• **What to produce**
Which lines have the string "this"? Copy all of them from the entries below.

• **Provided records**
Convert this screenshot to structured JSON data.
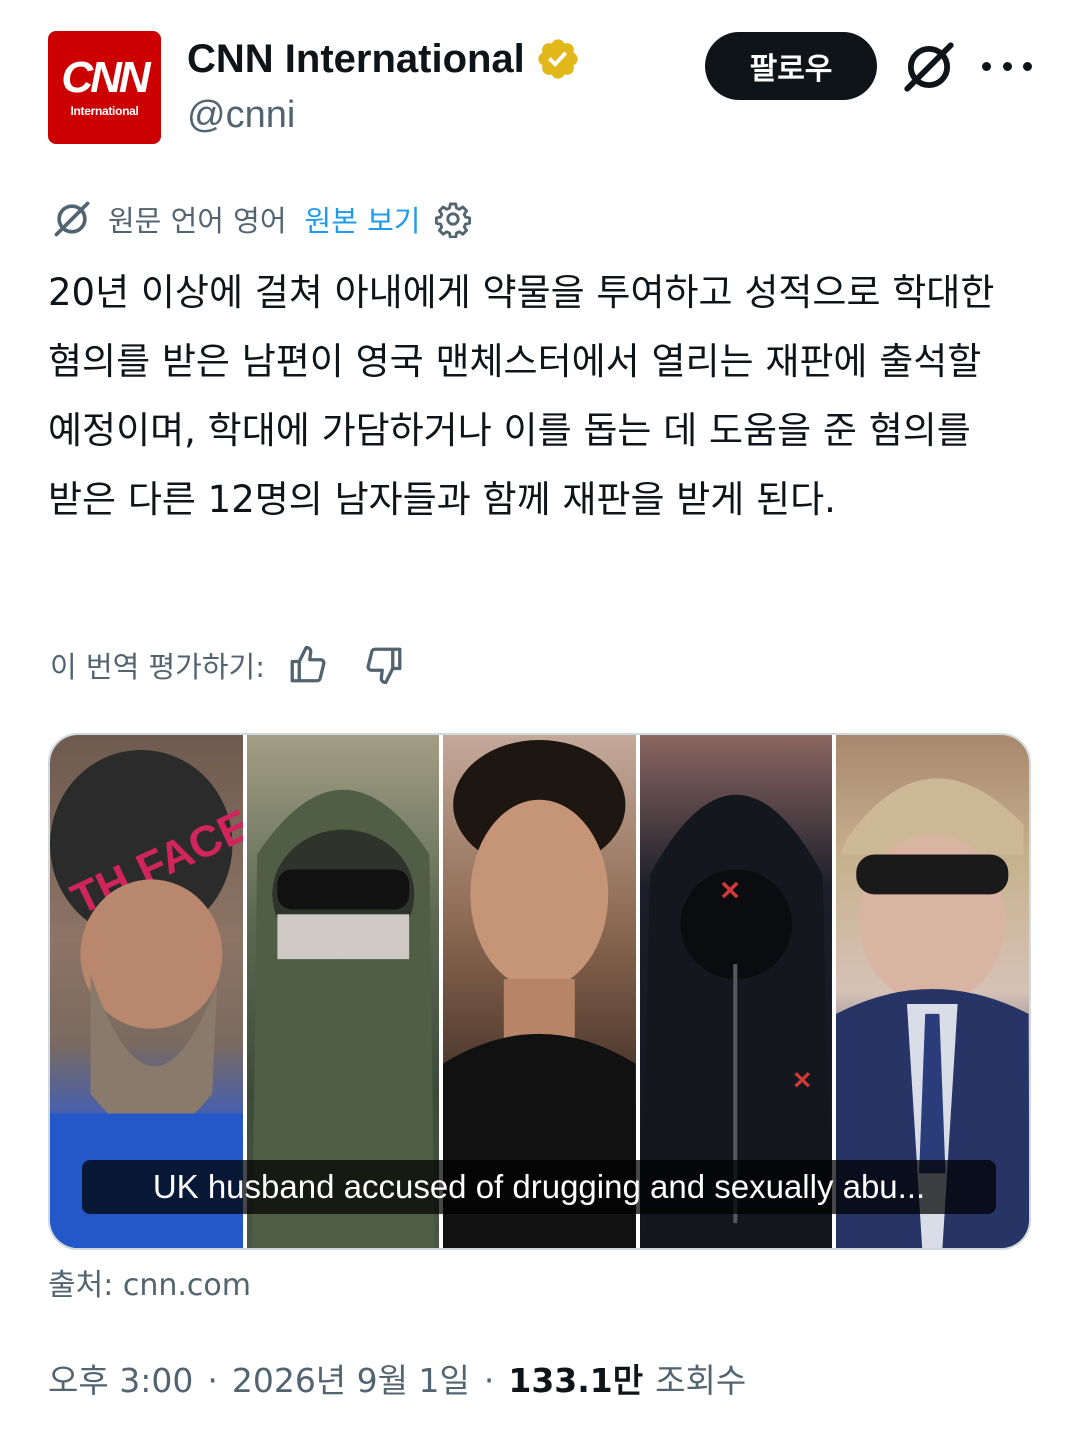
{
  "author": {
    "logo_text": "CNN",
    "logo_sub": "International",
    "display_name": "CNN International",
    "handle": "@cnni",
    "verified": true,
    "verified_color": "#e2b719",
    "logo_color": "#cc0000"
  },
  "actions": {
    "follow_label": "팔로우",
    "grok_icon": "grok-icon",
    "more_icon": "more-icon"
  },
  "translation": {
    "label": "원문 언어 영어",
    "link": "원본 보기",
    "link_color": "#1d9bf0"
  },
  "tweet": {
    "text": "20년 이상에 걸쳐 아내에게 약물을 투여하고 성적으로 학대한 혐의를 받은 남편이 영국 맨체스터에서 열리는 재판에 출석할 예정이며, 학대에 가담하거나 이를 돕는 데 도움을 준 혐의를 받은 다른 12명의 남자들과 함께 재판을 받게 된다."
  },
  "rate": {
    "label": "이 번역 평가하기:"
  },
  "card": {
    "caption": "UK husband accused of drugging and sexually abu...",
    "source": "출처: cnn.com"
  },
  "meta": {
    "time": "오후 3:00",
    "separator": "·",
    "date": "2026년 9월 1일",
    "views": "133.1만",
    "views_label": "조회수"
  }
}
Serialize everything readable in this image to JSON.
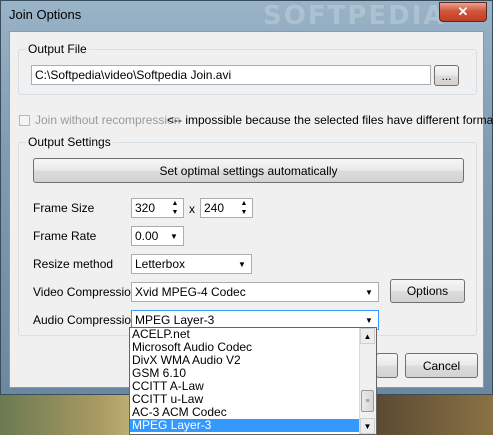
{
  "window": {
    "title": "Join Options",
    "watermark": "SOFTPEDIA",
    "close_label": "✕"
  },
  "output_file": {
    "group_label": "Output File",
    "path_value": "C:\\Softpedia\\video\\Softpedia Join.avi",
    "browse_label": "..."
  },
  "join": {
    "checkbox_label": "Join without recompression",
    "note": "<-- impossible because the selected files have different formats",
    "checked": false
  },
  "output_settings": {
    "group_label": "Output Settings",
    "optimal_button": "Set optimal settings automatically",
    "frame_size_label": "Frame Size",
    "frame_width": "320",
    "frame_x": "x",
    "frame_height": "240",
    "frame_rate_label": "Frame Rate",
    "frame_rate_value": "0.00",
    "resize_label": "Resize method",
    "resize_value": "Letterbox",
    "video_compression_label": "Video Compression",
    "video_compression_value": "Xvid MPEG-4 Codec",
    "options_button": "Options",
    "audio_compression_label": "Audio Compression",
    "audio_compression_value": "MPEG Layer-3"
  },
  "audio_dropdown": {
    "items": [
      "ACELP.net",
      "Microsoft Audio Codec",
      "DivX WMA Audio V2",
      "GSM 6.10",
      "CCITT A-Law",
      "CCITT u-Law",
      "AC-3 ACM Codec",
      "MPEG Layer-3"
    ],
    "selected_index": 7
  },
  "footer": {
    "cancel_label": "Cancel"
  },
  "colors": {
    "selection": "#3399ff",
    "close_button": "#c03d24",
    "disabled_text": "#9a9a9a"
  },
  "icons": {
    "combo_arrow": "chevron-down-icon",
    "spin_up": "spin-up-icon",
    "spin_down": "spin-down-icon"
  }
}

--

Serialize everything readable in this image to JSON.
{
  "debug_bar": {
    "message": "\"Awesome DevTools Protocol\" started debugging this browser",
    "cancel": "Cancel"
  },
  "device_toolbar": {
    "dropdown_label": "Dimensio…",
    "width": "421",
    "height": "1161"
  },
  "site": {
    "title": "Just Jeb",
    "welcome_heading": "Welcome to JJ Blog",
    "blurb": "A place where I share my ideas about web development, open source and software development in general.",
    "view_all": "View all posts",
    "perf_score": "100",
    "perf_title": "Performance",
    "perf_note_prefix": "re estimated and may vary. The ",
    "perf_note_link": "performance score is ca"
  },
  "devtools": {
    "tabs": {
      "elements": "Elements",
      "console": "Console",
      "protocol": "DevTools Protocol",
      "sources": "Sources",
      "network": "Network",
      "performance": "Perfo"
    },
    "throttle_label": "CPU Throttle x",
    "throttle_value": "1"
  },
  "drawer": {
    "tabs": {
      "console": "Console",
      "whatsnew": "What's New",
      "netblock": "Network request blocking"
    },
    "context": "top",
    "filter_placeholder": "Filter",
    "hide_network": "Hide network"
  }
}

• **Task response**
Convert this screenshot to structured JSON data.
Serialize everything readable in this image to JSON.
Serialize everything readable in this image to JSON.
    "message": "\"Awesome DevTools Protocol\" started debugging this browser",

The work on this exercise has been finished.